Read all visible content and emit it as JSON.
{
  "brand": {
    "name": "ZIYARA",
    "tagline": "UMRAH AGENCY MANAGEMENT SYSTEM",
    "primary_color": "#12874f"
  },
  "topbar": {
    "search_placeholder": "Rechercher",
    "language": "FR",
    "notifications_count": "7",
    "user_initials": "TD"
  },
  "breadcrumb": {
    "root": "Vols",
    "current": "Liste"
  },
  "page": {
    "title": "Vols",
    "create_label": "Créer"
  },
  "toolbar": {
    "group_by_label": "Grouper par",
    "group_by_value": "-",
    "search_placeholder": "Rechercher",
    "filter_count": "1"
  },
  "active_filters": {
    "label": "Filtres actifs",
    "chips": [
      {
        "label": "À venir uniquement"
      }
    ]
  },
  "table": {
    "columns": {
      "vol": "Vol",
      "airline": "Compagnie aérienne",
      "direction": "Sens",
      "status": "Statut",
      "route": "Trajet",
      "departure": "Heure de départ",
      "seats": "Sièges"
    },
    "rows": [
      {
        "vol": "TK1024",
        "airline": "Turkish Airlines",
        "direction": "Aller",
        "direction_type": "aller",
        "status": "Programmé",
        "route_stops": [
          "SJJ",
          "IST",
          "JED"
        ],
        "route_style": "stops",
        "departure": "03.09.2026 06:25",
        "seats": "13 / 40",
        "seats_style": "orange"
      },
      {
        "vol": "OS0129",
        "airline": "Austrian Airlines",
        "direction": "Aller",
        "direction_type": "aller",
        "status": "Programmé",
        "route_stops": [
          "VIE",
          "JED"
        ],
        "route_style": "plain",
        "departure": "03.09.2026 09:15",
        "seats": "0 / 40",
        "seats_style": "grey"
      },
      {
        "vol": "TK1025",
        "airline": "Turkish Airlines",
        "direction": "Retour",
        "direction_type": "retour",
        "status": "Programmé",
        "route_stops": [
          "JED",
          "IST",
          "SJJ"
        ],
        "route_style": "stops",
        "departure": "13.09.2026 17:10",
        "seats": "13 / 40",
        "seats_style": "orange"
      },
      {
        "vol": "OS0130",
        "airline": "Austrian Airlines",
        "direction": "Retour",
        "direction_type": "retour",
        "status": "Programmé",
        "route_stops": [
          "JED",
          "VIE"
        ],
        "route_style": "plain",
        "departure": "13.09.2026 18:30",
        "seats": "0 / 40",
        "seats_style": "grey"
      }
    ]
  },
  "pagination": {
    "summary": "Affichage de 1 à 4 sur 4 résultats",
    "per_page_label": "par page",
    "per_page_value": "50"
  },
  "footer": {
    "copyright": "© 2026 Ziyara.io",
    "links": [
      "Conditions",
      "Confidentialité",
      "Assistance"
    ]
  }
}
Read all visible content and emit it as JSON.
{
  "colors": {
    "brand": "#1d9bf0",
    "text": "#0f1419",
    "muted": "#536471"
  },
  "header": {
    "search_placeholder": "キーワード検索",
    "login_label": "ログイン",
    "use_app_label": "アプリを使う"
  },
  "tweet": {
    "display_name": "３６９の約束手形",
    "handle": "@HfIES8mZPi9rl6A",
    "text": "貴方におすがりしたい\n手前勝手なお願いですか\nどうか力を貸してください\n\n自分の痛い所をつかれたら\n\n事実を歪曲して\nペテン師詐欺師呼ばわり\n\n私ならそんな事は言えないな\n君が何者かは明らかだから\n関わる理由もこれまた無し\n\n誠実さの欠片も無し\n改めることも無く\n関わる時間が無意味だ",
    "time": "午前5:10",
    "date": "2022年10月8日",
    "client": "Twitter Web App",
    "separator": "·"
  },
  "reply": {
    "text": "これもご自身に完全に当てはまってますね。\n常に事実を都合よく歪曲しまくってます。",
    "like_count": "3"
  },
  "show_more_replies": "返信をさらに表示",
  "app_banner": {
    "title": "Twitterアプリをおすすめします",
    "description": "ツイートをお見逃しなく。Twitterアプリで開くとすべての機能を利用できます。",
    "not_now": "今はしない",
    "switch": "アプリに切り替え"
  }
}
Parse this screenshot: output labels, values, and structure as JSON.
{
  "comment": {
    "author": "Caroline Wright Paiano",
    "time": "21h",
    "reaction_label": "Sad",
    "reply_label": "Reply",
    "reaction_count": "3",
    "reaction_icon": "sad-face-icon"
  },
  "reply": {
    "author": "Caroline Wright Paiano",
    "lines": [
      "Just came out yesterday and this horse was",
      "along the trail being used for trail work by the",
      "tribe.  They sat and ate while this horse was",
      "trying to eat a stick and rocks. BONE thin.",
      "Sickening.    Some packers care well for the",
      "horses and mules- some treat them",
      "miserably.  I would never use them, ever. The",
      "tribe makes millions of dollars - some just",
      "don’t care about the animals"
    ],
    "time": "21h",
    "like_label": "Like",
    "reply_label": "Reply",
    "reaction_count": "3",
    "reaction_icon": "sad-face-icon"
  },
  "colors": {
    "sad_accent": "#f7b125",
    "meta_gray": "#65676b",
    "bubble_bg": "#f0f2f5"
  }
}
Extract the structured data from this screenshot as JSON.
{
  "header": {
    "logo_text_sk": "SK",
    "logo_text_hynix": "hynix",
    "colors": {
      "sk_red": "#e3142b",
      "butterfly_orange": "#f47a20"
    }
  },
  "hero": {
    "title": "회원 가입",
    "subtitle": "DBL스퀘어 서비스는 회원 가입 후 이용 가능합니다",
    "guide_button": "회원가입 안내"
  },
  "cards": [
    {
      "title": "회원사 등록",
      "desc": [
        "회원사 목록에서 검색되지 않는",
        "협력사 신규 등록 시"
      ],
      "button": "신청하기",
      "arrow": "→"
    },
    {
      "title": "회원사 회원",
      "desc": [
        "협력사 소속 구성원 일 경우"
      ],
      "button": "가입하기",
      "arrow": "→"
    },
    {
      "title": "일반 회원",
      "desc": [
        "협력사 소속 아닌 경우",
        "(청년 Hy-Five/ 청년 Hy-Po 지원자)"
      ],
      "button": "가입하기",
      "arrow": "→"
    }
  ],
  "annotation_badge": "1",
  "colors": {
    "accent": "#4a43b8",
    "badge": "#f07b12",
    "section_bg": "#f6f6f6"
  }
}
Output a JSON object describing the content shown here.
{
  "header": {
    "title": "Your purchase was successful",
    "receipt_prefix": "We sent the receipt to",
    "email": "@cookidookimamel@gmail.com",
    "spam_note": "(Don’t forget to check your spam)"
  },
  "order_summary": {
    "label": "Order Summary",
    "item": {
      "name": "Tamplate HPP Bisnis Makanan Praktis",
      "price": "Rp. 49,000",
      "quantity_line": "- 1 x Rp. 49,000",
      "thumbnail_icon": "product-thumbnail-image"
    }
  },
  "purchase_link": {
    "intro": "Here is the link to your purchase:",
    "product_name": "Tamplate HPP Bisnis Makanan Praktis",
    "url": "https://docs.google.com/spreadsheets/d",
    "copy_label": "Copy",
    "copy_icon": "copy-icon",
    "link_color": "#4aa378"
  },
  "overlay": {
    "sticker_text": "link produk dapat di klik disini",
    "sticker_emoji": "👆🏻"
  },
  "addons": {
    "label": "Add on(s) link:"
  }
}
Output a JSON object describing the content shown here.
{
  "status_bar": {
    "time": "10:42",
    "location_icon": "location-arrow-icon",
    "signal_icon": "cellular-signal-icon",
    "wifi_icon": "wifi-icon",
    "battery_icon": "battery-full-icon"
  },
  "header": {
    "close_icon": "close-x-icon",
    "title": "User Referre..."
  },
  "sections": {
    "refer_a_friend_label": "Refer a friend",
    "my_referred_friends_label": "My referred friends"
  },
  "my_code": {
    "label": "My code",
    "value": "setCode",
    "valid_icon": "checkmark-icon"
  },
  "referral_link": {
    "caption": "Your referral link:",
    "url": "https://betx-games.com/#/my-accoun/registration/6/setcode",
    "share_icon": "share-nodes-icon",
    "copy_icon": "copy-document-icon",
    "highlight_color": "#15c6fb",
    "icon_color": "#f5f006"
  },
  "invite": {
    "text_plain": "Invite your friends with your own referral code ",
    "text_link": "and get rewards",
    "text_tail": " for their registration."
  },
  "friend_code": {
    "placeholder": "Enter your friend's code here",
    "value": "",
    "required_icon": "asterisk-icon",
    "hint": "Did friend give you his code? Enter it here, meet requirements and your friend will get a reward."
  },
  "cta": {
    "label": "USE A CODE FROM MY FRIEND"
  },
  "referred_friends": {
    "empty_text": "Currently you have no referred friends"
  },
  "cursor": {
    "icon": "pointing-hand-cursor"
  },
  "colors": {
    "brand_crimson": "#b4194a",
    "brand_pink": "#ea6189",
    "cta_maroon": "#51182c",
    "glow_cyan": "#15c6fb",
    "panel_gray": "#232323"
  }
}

[Problem to work on]
Lines containing the string "time" should be counted; reply with their number and nothing more.

[Finished answer]
4